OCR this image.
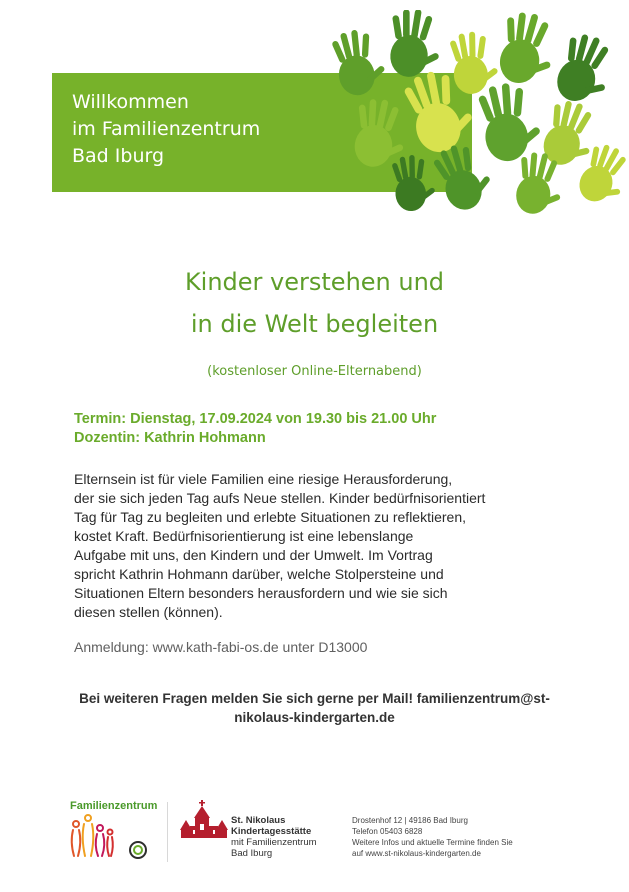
Willkommen
im Familienzentrum
Bad Iburg
Kinder verstehen und
in die Welt begleiten
(kostenloser Online-Elternabend)
Termin: Dienstag, 17.09.2024 von 19.30 bis 21.00 Uhr
Dozentin: Kathrin Hohmann
Elternsein ist für viele Familien eine riesige Herausforderung,
der sie sich jeden Tag aufs Neue stellen. Kinder bedürfnisorientiert
Tag für Tag zu begleiten und erlebte Situationen zu reflektieren,
kostet Kraft. Bedürfnisorientierung ist eine lebenslange
Aufgabe mit uns, den Kindern und der Umwelt. Im Vortrag
spricht Kathrin Hohmann darüber, welche Stolpersteine und
Situationen Eltern besonders herausfordern und wie sie sich
diesen stellen (können).
Anmeldung: www.kath-fabi-os.de unter D13000
Bei weiteren Fragen melden Sie sich gerne per Mail! familienzentrum@st-
nikolaus-kindergarten.de
Familienzentrum
St. Nikolaus
Kindertagesstätte
mit Familienzentrum
Bad Iburg
Drostenhof 12 | 49186 Bad Iburg
Telefon 05403 6828
Weitere Infos und aktuelle Termine finden Sie
auf www.st-nikolaus-kindergarten.de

◆ ◆ ◆ ◆ ◆ ◆ ◆

→ **The request**: Your answer should be only a number: how many lines of the data above contain the string "stellen"?

→ **Answer**: 2